Entries taken from a collection
• • • •

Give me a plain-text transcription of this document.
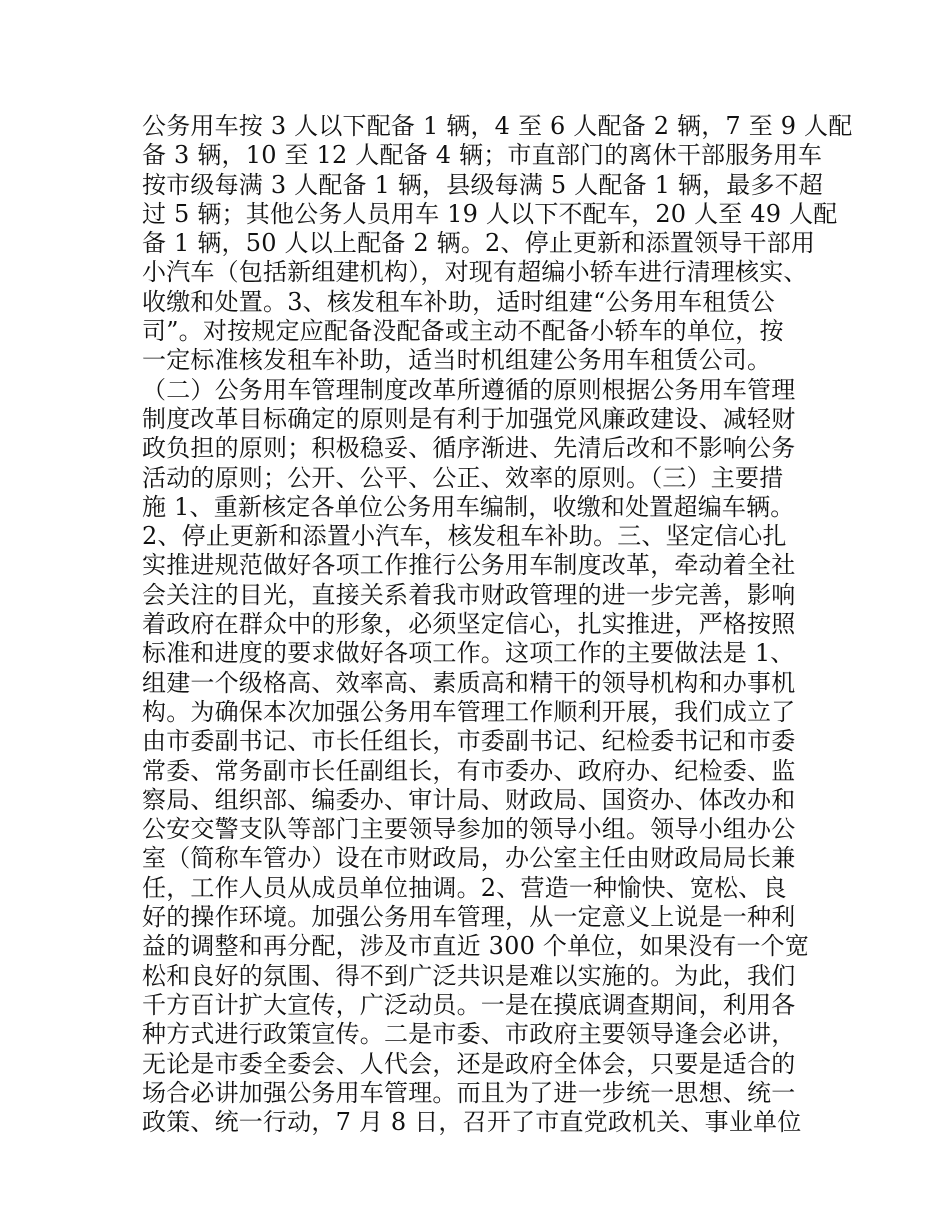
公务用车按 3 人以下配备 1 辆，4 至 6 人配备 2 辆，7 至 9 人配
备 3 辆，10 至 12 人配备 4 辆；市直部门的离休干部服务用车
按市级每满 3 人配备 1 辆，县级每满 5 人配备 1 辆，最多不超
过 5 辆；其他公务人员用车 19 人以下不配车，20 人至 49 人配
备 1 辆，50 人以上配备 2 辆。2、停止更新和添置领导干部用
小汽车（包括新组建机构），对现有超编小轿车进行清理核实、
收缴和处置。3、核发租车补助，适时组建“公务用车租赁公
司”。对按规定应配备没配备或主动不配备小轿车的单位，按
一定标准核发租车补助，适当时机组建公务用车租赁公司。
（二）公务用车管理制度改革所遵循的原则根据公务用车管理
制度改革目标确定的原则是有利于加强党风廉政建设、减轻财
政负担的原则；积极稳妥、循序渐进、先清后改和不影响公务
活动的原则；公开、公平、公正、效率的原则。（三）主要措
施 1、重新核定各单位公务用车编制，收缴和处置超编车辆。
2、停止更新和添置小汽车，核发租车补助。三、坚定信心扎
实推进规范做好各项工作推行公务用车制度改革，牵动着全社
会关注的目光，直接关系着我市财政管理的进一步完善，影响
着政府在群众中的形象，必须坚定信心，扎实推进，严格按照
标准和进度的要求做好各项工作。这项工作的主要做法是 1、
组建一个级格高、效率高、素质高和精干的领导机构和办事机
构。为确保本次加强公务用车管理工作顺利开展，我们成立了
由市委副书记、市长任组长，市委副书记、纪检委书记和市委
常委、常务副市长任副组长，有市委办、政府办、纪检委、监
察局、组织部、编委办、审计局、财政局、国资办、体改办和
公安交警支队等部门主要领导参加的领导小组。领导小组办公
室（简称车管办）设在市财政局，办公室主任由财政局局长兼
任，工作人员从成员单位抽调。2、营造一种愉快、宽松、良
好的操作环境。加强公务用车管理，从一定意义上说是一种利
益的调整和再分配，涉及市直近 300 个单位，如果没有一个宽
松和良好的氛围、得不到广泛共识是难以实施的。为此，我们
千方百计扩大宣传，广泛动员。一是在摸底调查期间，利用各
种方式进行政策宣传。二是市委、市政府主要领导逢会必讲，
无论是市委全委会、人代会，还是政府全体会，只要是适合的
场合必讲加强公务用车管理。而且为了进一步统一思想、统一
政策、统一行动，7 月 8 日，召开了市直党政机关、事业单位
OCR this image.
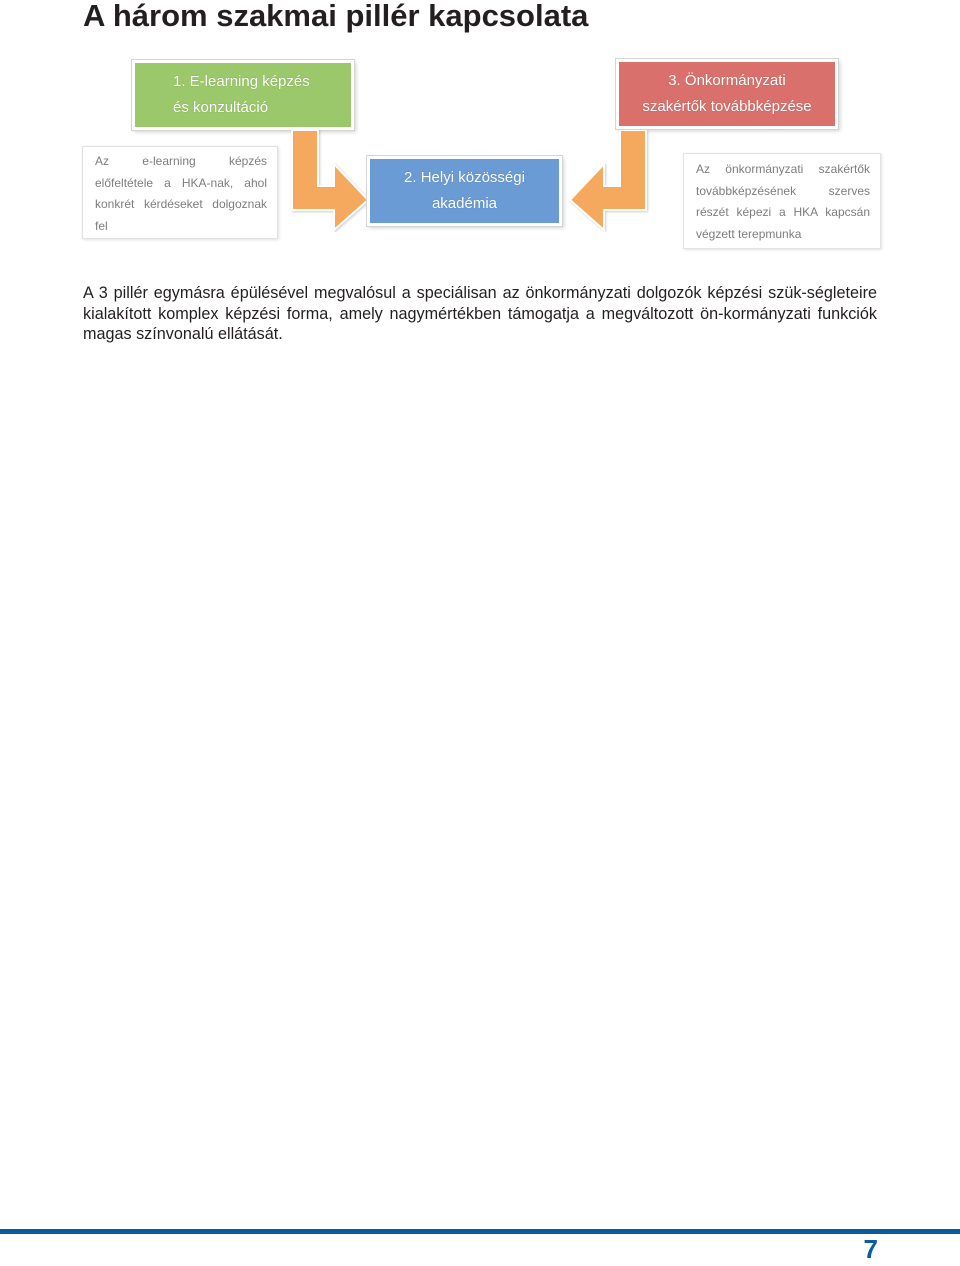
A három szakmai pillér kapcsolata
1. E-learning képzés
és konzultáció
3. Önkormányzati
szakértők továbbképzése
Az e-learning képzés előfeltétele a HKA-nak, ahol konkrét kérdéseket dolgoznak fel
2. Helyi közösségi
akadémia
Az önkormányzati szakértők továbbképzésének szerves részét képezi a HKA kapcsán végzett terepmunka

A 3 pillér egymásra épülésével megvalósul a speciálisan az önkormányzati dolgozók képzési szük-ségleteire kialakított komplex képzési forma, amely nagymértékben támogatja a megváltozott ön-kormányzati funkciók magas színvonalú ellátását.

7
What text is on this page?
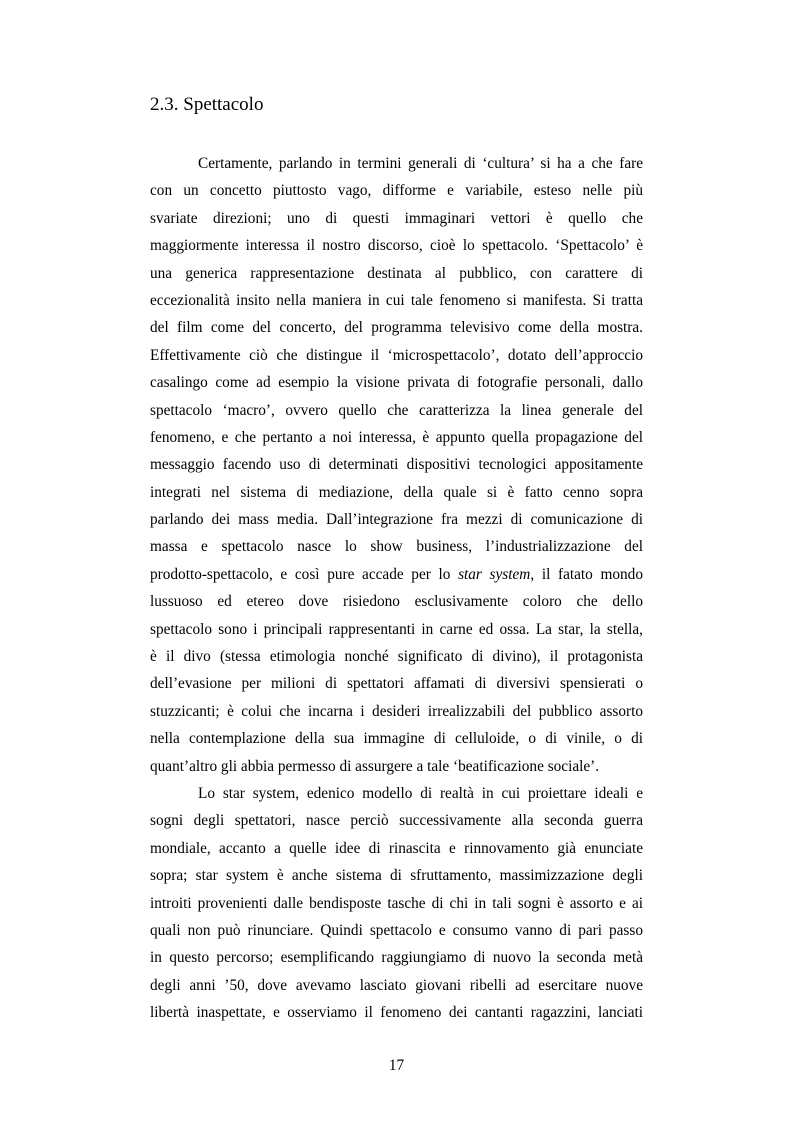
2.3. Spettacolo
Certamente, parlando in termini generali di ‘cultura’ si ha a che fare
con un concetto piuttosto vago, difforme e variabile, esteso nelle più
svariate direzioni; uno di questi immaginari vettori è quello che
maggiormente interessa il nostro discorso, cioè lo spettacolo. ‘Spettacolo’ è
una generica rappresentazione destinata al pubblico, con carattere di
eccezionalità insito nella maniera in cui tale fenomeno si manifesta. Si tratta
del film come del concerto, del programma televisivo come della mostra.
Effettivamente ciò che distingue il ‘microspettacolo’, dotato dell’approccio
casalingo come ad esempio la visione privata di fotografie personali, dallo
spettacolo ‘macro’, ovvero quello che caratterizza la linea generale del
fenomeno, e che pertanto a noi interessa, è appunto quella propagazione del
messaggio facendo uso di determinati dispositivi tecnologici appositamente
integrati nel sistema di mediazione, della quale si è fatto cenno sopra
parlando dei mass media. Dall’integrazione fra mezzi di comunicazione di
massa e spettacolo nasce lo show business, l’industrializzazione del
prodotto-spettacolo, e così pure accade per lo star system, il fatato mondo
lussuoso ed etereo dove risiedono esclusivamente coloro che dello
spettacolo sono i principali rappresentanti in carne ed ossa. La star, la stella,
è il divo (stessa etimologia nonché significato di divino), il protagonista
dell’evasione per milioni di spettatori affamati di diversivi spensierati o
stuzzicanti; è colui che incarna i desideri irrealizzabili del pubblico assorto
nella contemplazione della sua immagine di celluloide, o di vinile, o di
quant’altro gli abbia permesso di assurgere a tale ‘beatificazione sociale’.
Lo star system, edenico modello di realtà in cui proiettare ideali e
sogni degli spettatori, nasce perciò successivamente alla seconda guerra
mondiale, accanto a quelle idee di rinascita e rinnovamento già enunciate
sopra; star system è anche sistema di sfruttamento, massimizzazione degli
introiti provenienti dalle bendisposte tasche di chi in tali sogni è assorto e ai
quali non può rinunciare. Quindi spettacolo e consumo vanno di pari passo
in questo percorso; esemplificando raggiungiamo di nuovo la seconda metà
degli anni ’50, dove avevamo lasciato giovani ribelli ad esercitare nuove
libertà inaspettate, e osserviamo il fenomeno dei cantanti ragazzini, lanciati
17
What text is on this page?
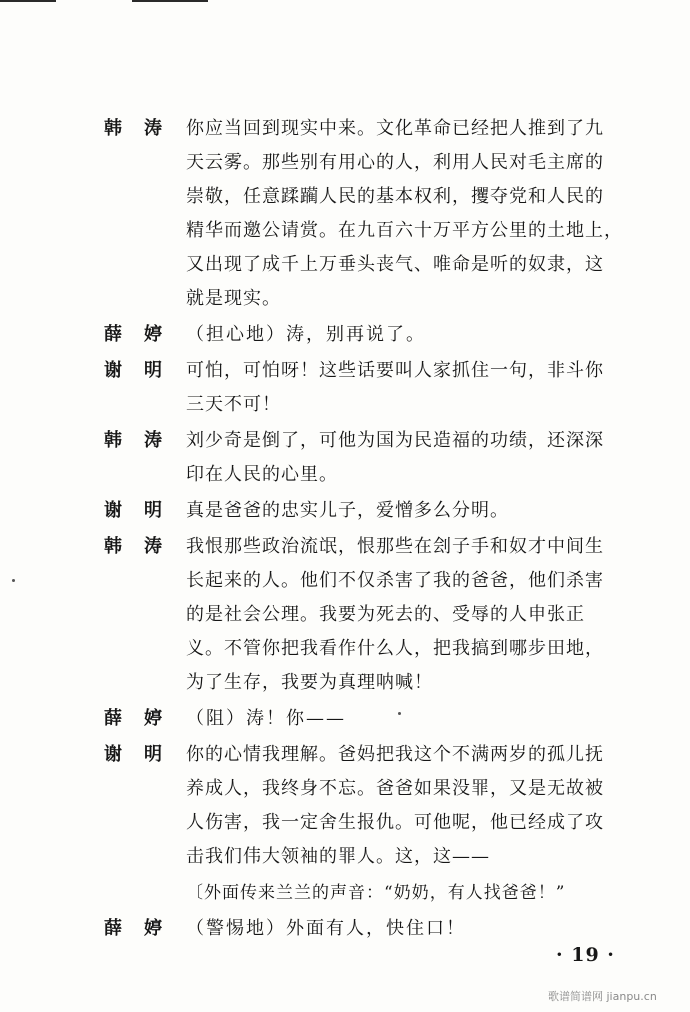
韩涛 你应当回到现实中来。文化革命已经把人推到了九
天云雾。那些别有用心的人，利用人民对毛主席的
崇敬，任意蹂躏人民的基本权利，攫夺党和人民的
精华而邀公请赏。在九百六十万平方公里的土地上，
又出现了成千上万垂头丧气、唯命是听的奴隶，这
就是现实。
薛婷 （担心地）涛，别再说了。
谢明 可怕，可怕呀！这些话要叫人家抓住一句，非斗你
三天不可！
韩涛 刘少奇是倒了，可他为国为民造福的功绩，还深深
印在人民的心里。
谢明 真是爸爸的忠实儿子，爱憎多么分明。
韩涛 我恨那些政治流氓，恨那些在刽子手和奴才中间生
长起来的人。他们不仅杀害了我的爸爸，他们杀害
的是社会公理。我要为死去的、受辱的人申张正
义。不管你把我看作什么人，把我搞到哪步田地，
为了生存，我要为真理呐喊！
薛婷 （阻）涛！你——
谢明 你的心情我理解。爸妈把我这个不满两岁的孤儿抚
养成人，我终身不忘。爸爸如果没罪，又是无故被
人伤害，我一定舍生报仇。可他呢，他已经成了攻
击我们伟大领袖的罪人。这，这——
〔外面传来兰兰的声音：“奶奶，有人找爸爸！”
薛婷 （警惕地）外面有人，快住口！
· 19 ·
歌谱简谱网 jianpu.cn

• • • •

## [Work to do]
Would you return the data exactly as written, without the pictures?

## [Full output]
Give me a plain-text transcription of this document.
公务用车按 3 人以下配备 1 辆，4 至 6 人配备 2 辆，7 至 9 人配
备 3 辆，10 至 12 人配备 4 辆；市直部门的离休干部服务用车
按市级每满 3 人配备 1 辆，县级每满 5 人配备 1 辆，最多不超
过 5 辆；其他公务人员用车 19 人以下不配车，20 人至 49 人配
备 1 辆，50 人以上配备 2 辆。2、停止更新和添置领导干部用
小汽车（包括新组建机构），对现有超编小轿车进行清理核实、
收缴和处置。3、核发租车补助，适时组建“公务用车租赁公
司”。对按规定应配备没配备或主动不配备小轿车的单位，按
一定标准核发租车补助，适当时机组建公务用车租赁公司。
（二）公务用车管理制度改革所遵循的原则根据公务用车管理
制度改革目标确定的原则是有利于加强党风廉政建设、减轻财
政负担的原则；积极稳妥、循序渐进、先清后改和不影响公务
活动的原则；公开、公平、公正、效率的原则。（三）主要措
施 1、重新核定各单位公务用车编制，收缴和处置超编车辆。
2、停止更新和添置小汽车，核发租车补助。三、坚定信心扎
实推进规范做好各项工作推行公务用车制度改革，牵动着全社
会关注的目光，直接关系着我市财政管理的进一步完善，影响
着政府在群众中的形象，必须坚定信心，扎实推进，严格按照
标准和进度的要求做好各项工作。这项工作的主要做法是 1、
组建一个级格高、效率高、素质高和精干的领导机构和办事机
构。为确保本次加强公务用车管理工作顺利开展，我们成立了
由市委副书记、市长任组长，市委副书记、纪检委书记和市委
常委、常务副市长任副组长，有市委办、政府办、纪检委、监
察局、组织部、编委办、审计局、财政局、国资办、体改办和
公安交警支队等部门主要领导参加的领导小组。领导小组办公
室（简称车管办）设在市财政局，办公室主任由财政局局长兼
任，工作人员从成员单位抽调。2、营造一种愉快、宽松、良
好的操作环境。加强公务用车管理，从一定意义上说是一种利
益的调整和再分配，涉及市直近 300 个单位，如果没有一个宽
松和良好的氛围、得不到广泛共识是难以实施的。为此，我们
千方百计扩大宣传，广泛动员。一是在摸底调查期间，利用各
种方式进行政策宣传。二是市委、市政府主要领导逢会必讲，
无论是市委全委会、人代会，还是政府全体会，只要是适合的
场合必讲加强公务用车管理。而且为了进一步统一思想、统一
政策、统一行动，7 月 8 日，召开了市直党政机关、事业单位
OCR this image.
A három szakmai pillér kapcsolata
1. E-learning képzés
és konzultáció
3. Önkormányzati
szakértők továbbképzése
Az e-learning képzés előfeltétele a HKA-nak, ahol konkrét kérdéseket dolgoznak fel
2. Helyi közösségi
akadémia
Az önkormányzati szakértők továbbképzésének szerves részét képezi a HKA kapcsán végzett terepmunka

A 3 pillér egymásra épülésével megvalósul a speciálisan az önkormányzati dolgozók képzési szük-ségleteire kialakított komplex képzési forma, amely nagymértékben támogatja a megváltozott ön-kormányzati funkciók magas színvonalú ellátását.

7
What text is on this page?
2.3. Spettacolo
Certamente, parlando in termini generali di ‘cultura’ si ha a che fare
con un concetto piuttosto vago, difforme e variabile, esteso nelle più
svariate direzioni; uno di questi immaginari vettori è quello che
maggiormente interessa il nostro discorso, cioè lo spettacolo. ‘Spettacolo’ è
una generica rappresentazione destinata al pubblico, con carattere di
eccezionalità insito nella maniera in cui tale fenomeno si manifesta. Si tratta
del film come del concerto, del programma televisivo come della mostra.
Effettivamente ciò che distingue il ‘microspettacolo’, dotato dell’approccio
casalingo come ad esempio la visione privata di fotografie personali, dallo
spettacolo ‘macro’, ovvero quello che caratterizza la linea generale del
fenomeno, e che pertanto a noi interessa, è appunto quella propagazione del
messaggio facendo uso di determinati dispositivi tecnologici appositamente
integrati nel sistema di mediazione, della quale si è fatto cenno sopra
parlando dei mass media. Dall’integrazione fra mezzi di comunicazione di
massa e spettacolo nasce lo show business, l’industrializzazione del
prodotto-spettacolo, e così pure accade per lo star system, il fatato mondo
lussuoso ed etereo dove risiedono esclusivamente coloro che dello
spettacolo sono i principali rappresentanti in carne ed ossa. La star, la stella,
è il divo (stessa etimologia nonché significato di divino), il protagonista
dell’evasione per milioni di spettatori affamati di diversivi spensierati o
stuzzicanti; è colui che incarna i desideri irrealizzabili del pubblico assorto
nella contemplazione della sua immagine di celluloide, o di vinile, o di
quant’altro gli abbia permesso di assurgere a tale ‘beatificazione sociale’.
Lo star system, edenico modello di realtà in cui proiettare ideali e
sogni degli spettatori, nasce perciò successivamente alla seconda guerra
mondiale, accanto a quelle idee di rinascita e rinnovamento già enunciate
sopra; star system è anche sistema di sfruttamento, massimizzazione degli
introiti provenienti dalle bendisposte tasche di chi in tali sogni è assorto e ai
quali non può rinunciare. Quindi spettacolo e consumo vanno di pari passo
in questo percorso; esemplificando raggiungiamo di nuovo la seconda metà
degli anni ’50, dove avevamo lasciato giovani ribelli ad esercitare nuove
libertà inaspettate, e osserviamo il fenomeno dei cantanti ragazzini, lanciati
17
What text is on this page?
韩涛 你应当回到现实中来。文化革命已经把人推到了九
天云雾。那些别有用心的人，利用人民对毛主席的
崇敬，任意蹂躏人民的基本权利，攫夺党和人民的
精华而邀公请赏。在九百六十万平方公里的土地上，
又出现了成千上万垂头丧气、唯命是听的奴隶，这
就是现实。
薛婷 （担心地）涛，别再说了。
谢明 可怕，可怕呀！这些话要叫人家抓住一句，非斗你
三天不可！
韩涛 刘少奇是倒了，可他为国为民造福的功绩，还深深
印在人民的心里。
谢明 真是爸爸的忠实儿子，爱憎多么分明。
韩涛 我恨那些政治流氓，恨那些在刽子手和奴才中间生
长起来的人。他们不仅杀害了我的爸爸，他们杀害
的是社会公理。我要为死去的、受辱的人申张正
义。不管你把我看作什么人，把我搞到哪步田地，
为了生存，我要为真理呐喊！
薛婷 （阻）涛！你——
谢明 你的心情我理解。爸妈把我这个不满两岁的孤儿抚
养成人，我终身不忘。爸爸如果没罪，又是无故被
人伤害，我一定舍生报仇。可他呢，他已经成了攻
击我们伟大领袖的罪人。这，这——
〔外面传来兰兰的声音：“奶奶，有人找爸爸！”
薛婷 （警惕地）外面有人，快住口！
· 19 ·
歌谱简谱网 jianpu.cn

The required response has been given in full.